● **RECORDS FOR PROCESSING**:
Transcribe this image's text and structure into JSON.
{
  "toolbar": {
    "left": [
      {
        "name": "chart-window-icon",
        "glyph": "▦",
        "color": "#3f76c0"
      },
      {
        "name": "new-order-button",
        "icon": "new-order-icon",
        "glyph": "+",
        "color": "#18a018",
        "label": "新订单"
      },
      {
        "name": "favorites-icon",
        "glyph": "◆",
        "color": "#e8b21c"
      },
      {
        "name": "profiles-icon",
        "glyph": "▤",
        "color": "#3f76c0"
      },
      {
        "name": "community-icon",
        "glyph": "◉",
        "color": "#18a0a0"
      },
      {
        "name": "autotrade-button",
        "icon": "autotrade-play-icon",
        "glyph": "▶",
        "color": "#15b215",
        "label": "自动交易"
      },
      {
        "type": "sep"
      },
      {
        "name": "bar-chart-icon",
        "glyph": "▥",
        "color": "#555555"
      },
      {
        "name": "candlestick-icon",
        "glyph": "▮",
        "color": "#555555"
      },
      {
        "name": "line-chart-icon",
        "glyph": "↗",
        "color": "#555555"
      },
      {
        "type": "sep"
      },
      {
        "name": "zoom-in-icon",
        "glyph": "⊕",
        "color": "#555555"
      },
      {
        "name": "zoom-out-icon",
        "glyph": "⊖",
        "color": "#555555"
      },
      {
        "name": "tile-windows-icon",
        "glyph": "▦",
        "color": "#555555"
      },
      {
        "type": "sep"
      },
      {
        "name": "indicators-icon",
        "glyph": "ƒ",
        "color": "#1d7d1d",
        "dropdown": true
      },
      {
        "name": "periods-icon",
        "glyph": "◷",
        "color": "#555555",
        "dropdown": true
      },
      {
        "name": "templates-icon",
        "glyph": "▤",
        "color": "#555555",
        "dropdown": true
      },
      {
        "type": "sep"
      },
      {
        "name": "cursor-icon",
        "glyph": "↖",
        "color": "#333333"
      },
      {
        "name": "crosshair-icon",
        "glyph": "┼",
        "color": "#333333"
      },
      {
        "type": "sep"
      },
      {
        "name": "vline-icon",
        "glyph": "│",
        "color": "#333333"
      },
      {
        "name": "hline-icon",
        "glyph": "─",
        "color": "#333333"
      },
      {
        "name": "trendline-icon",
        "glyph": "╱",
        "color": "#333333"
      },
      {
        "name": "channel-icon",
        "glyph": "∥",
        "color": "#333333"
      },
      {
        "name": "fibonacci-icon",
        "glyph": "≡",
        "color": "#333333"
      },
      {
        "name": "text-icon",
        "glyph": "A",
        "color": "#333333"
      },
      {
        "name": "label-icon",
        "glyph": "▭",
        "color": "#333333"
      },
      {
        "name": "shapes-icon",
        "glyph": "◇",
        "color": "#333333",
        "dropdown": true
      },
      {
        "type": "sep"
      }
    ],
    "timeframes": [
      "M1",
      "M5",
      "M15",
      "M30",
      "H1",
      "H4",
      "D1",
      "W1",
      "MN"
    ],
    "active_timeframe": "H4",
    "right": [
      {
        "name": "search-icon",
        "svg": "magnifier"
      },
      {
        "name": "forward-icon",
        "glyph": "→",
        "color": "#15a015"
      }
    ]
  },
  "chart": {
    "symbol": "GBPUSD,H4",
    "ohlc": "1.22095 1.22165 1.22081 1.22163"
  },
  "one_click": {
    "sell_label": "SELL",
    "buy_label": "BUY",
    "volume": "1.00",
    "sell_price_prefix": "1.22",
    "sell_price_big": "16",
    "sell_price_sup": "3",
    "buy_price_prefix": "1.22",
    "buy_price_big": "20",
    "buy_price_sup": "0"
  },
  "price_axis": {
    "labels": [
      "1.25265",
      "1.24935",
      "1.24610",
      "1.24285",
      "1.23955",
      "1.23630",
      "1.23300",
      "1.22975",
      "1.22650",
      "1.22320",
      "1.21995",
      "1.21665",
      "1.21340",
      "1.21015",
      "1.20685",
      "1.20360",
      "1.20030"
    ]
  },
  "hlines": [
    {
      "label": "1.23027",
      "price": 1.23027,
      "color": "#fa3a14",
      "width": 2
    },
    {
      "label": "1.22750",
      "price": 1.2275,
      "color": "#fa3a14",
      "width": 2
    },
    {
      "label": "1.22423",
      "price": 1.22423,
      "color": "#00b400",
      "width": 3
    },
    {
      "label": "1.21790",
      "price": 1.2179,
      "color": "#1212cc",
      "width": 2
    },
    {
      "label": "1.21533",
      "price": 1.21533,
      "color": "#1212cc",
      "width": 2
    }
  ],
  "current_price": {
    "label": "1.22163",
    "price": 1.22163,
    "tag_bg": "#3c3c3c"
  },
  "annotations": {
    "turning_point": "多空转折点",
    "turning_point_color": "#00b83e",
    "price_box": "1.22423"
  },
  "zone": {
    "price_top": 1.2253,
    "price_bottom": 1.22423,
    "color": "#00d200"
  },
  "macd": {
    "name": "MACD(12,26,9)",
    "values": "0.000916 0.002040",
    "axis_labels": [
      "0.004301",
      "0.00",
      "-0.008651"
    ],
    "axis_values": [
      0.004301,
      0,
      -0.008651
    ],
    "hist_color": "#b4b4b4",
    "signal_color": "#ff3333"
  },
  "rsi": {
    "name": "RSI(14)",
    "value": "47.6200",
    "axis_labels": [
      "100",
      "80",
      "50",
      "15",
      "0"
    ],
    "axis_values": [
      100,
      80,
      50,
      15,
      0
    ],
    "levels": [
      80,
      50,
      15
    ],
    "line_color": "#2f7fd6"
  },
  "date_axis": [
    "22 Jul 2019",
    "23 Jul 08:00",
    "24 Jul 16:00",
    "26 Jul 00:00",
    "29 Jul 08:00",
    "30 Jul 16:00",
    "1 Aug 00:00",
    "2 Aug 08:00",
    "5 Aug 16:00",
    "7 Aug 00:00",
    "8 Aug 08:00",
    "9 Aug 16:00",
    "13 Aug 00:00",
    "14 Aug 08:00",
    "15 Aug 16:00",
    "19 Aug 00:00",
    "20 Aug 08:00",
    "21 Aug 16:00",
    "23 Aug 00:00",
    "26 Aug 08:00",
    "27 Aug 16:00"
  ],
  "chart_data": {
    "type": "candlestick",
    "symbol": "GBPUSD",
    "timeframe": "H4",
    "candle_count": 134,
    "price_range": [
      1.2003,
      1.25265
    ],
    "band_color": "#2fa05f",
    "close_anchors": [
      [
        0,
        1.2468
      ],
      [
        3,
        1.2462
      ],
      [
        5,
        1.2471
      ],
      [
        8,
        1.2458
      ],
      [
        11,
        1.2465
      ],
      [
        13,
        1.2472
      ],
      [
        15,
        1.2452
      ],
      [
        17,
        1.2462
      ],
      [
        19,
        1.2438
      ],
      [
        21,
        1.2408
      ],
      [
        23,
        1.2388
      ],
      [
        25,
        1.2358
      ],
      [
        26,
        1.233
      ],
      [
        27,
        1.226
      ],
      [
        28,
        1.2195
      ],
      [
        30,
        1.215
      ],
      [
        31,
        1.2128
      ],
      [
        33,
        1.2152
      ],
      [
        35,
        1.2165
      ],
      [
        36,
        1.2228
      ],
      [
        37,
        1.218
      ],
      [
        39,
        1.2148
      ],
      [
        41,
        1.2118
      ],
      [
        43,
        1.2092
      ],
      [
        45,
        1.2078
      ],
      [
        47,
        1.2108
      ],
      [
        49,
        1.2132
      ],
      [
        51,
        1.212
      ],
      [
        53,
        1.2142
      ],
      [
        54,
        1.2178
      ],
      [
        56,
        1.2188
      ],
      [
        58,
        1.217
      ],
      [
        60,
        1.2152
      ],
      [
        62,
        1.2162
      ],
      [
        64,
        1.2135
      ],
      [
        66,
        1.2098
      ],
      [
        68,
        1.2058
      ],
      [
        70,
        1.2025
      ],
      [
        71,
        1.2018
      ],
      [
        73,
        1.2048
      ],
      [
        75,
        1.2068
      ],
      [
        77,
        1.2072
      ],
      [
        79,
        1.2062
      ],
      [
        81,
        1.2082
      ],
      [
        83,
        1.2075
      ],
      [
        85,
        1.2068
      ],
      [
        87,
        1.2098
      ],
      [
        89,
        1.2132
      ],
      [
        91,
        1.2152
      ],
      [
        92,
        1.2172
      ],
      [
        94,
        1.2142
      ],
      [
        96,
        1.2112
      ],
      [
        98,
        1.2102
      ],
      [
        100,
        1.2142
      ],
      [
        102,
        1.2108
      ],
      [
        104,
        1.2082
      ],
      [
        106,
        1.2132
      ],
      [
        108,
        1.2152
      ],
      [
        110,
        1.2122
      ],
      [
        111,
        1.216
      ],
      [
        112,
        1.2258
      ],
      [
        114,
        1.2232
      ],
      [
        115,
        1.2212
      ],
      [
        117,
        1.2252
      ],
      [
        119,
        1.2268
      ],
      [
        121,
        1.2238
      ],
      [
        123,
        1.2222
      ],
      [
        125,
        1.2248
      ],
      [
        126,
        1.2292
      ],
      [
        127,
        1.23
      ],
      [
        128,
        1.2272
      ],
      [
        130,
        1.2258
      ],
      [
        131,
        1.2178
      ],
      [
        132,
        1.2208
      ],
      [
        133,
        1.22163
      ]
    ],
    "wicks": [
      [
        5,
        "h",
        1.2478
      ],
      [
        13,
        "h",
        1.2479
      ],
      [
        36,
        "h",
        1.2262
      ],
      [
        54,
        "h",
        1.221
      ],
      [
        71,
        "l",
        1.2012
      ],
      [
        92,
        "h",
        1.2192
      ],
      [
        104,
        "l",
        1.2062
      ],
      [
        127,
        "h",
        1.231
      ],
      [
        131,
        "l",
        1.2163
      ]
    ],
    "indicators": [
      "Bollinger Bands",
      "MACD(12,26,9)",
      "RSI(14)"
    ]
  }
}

● **TASK GOAL**:
Gather every line from the listing above in which "candlestick" appears, and copy those lines.

● **WRITTEN REPLY**:
        "name": "candlestick-icon",
    "type": "candlestick",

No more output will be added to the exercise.